Text block:
Recently, the NC Court of Appeals affirmed a lower court’s decision to grant a polluting industry permit for an asphalt plant in Glendale Springs. The county permit was initially denied by the Ashe County Planning Director, setting off a legal fight between the Ashe County Planning Board and the board of County Commissioners.
The court’s reasoning is a stunning piece of sophistry, fatally flawed and illogical. The asphalt industry had a major role in this play, a story fed to the Ashe County Planning Board, who were like lambs led to slaughter during the county proceedings.
For example, the planning board incorrectly determined that a barn is not a commercial building, even though its purpose is agriculture and taxes are paid on it. The planning director denied the application based on his view that Appalachian Materials made misrepresentations on its application, also dismissed by the planning board and the court.
The Court of Appeals concluded that the planning director’s cursory approval — communicated by email before a completed application had been submitted — became binding when the county failed to appeal it within a thirty-day window in 2015.

Data supplied:
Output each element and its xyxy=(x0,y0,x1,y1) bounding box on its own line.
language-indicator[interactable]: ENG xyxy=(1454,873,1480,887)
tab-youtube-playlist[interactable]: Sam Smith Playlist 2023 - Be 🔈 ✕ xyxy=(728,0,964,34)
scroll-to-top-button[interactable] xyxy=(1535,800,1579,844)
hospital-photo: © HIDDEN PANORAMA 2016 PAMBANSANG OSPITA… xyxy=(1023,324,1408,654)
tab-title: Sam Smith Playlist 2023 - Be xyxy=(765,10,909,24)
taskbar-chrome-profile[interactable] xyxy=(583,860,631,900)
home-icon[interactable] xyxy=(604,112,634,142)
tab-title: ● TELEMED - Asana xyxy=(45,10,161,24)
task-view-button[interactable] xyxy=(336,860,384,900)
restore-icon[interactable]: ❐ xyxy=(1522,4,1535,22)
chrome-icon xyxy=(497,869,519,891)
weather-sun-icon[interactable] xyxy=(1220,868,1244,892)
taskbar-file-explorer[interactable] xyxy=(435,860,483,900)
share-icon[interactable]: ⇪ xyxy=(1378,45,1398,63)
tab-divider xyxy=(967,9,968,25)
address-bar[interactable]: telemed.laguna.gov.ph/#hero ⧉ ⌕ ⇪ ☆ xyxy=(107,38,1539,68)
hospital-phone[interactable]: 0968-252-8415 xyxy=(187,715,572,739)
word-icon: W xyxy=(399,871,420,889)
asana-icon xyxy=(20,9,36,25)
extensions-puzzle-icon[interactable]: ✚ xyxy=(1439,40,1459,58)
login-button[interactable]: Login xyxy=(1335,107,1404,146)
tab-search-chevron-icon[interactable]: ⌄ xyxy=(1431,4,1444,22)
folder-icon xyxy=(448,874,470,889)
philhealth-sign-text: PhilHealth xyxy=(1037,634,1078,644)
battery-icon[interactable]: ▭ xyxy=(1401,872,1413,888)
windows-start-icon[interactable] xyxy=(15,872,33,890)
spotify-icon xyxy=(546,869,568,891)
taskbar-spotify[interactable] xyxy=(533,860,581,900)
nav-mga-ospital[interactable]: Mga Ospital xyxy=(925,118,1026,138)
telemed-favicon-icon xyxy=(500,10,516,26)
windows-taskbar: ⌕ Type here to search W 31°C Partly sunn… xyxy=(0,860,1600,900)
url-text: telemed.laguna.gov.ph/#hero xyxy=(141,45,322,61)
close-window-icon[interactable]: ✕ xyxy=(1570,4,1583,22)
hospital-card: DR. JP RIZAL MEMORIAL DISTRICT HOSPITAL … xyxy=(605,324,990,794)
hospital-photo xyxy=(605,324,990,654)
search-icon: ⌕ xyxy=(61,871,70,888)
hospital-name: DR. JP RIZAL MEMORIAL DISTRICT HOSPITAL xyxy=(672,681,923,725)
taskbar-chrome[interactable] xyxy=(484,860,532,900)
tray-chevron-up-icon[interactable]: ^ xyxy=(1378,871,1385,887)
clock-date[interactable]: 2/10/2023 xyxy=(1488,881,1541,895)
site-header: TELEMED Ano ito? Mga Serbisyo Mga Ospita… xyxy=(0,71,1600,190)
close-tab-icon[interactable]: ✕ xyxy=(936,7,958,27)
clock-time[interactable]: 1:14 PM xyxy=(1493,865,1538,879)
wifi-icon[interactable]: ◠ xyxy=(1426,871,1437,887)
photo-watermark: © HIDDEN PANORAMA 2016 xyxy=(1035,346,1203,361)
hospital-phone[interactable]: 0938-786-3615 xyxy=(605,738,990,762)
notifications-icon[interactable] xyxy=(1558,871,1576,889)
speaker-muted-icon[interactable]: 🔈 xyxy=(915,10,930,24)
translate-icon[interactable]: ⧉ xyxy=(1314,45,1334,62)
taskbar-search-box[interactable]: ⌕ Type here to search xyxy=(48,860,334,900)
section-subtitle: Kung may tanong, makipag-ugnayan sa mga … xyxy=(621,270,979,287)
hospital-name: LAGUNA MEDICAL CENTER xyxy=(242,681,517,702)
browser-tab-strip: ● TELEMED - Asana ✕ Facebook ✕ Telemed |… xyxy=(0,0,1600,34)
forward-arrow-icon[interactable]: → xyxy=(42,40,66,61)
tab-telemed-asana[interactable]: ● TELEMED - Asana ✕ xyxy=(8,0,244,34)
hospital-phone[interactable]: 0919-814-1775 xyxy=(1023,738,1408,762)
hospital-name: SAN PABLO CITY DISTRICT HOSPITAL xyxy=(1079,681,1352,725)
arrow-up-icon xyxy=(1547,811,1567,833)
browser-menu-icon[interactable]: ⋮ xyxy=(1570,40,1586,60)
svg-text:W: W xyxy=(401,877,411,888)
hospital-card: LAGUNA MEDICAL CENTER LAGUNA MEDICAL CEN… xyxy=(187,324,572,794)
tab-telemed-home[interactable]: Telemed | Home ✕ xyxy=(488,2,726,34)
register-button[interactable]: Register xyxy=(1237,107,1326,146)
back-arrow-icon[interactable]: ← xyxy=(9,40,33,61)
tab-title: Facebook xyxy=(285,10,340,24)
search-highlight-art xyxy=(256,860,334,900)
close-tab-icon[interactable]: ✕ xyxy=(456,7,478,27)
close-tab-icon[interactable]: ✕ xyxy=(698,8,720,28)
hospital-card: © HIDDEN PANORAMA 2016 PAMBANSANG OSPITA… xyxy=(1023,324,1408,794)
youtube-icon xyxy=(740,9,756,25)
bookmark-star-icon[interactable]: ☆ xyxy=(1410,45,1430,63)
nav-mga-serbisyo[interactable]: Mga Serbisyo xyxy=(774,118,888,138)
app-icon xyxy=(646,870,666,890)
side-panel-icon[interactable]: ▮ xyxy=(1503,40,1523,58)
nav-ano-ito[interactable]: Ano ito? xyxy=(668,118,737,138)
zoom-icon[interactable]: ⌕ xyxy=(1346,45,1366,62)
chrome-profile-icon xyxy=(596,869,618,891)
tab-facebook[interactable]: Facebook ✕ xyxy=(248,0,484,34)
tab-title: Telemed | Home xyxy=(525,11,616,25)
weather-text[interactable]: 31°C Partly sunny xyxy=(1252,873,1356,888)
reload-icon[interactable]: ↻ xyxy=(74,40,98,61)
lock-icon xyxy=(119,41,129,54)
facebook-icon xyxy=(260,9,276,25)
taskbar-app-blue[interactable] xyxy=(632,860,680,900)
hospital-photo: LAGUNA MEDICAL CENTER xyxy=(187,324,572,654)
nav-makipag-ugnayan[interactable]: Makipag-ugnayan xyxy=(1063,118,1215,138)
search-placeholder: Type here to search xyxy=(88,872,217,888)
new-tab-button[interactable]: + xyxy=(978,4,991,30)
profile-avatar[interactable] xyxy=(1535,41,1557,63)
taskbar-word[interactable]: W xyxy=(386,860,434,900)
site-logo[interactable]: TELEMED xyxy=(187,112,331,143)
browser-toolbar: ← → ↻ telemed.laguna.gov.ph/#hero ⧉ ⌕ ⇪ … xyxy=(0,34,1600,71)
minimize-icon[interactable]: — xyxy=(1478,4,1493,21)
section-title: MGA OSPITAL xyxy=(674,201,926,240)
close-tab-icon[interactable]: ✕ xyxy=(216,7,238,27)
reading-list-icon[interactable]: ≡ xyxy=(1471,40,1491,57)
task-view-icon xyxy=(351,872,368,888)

Exercises to complete:
1 > Using the text about the asphalt plant permit, answer these:
(a) In what place was the asphalt plant to be built?
(b) Who first denied the county permit?
(c) How long was the window for appealing the planning director's approval?
2 > Print, word for word, the part of the text about the asphalt plant permit between "For example, the" and "window in 2015.", inclusive.

Your written answers:
1 >
(a) Glendale Springs
(b) The Ashe County Planning Director
(c) Thirty days

2 >
For example, the planning board incorrectly determined that a barn is not a commercial building, even though its purpose is agriculture and taxes are paid on it. The planning director denied the application based on his view that Appalachian Materials made misrepresentations on its application, also dismissed by the planning board and the court.
The Court of Appeals concluded that the planning director’s cursory approval — communicated by email before a completed application had been submitted — became binding when the county failed to appeal it within a thirty-day window in 2015.